— START OF DATA SECTION —
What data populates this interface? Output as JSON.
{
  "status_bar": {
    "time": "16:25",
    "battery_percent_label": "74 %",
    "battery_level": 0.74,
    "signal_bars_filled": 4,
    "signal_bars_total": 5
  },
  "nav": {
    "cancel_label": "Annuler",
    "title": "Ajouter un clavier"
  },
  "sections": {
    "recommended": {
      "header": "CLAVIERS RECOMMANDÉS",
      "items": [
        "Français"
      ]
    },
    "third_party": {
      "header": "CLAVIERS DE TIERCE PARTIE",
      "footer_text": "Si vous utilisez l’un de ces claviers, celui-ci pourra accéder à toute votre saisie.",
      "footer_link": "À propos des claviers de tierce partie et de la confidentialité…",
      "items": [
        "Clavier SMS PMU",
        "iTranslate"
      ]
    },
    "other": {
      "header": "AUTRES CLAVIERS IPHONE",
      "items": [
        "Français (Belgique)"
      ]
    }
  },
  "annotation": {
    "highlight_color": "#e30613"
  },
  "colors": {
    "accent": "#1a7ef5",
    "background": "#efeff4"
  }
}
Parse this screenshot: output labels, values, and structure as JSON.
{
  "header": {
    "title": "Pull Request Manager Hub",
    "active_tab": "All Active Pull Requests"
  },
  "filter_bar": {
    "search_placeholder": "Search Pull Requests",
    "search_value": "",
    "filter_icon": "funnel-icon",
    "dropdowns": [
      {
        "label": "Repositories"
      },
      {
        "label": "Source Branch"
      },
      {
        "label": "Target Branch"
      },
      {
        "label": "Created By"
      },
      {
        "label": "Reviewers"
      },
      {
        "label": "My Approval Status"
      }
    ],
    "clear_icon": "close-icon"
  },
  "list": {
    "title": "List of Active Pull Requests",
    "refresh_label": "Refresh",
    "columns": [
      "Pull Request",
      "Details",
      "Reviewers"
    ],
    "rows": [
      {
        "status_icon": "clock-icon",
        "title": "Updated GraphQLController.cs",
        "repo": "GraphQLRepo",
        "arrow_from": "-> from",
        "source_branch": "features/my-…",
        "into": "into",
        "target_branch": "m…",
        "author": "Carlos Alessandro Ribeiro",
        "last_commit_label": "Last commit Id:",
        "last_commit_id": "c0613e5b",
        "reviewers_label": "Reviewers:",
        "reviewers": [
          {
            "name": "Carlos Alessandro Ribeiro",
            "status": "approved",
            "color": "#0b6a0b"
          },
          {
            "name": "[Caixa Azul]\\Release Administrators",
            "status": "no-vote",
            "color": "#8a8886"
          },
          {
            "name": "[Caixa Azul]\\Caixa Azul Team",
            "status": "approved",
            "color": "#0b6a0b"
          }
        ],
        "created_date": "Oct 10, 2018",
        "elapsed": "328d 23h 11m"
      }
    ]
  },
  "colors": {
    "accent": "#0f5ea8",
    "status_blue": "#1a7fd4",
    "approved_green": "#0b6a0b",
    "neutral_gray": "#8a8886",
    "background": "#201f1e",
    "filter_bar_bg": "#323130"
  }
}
— END OF DATA SECTION —
EXERCISE DESCRIPTION
Print back all the lines verbatim.

COMPLETE ANSWER
What data populates this interface? Output as JSON.
{
  "status_bar": {
    "time": "16:25",
    "battery_percent_label": "74 %",
    "battery_level": 0.74,
    "signal_bars_filled": 4,
    "signal_bars_total": 5
  },
  "nav": {
    "cancel_label": "Annuler",
    "title": "Ajouter un clavier"
  },
  "sections": {
    "recommended": {
      "header": "CLAVIERS RECOMMANDÉS",
      "items": [
        "Français"
      ]
    },
    "third_party": {
      "header": "CLAVIERS DE TIERCE PARTIE",
      "footer_text": "Si vous utilisez l’un de ces claviers, celui-ci pourra accéder à toute votre saisie.",
      "footer_link": "À propos des claviers de tierce partie et de la confidentialité…",
      "items": [
        "Clavier SMS PMU",
        "iTranslate"
      ]
    },
    "other": {
      "header": "AUTRES CLAVIERS IPHONE",
      "items": [
        "Français (Belgique)"
      ]
    }
  },
  "annotation": {
    "highlight_color": "#e30613"
  },
  "colors": {
    "accent": "#1a7ef5",
    "background": "#efeff4"
  }
}
Parse this screenshot: output labels, values, and structure as JSON.
{
  "header": {
    "title": "Pull Request Manager Hub",
    "active_tab": "All Active Pull Requests"
  },
  "filter_bar": {
    "search_placeholder": "Search Pull Requests",
    "search_value": "",
    "filter_icon": "funnel-icon",
    "dropdowns": [
      {
        "label": "Repositories"
      },
      {
        "label": "Source Branch"
      },
      {
        "label": "Target Branch"
      },
      {
        "label": "Created By"
      },
      {
        "label": "Reviewers"
      },
      {
        "label": "My Approval Status"
      }
    ],
    "clear_icon": "close-icon"
  },
  "list": {
    "title": "List of Active Pull Requests",
    "refresh_label": "Refresh",
    "columns": [
      "Pull Request",
      "Details",
      "Reviewers"
    ],
    "rows": [
      {
        "status_icon": "clock-icon",
        "title": "Updated GraphQLController.cs",
        "repo": "GraphQLRepo",
        "arrow_from": "-> from",
        "source_branch": "features/my-…",
        "into": "into",
        "target_branch": "m…",
        "author": "Carlos Alessandro Ribeiro",
        "last_commit_label": "Last commit Id:",
        "last_commit_id": "c0613e5b",
        "reviewers_label": "Reviewers:",
        "reviewers": [
          {
            "name": "Carlos Alessandro Ribeiro",
            "status": "approved",
            "color": "#0b6a0b"
          },
          {
            "name": "[Caixa Azul]\\Release Administrators",
            "status": "no-vote",
            "color": "#8a8886"
          },
          {
            "name": "[Caixa Azul]\\Caixa Azul Team",
            "status": "approved",
            "color": "#0b6a0b"
          }
        ],
        "created_date": "Oct 10, 2018",
        "elapsed": "328d 23h 11m"
      }
    ]
  },
  "colors": {
    "accent": "#0f5ea8",
    "status_blue": "#1a7fd4",
    "approved_green": "#0b6a0b",
    "neutral_gray": "#8a8886",
    "background": "#201f1e",
    "filter_bar_bg": "#323130"
  }
}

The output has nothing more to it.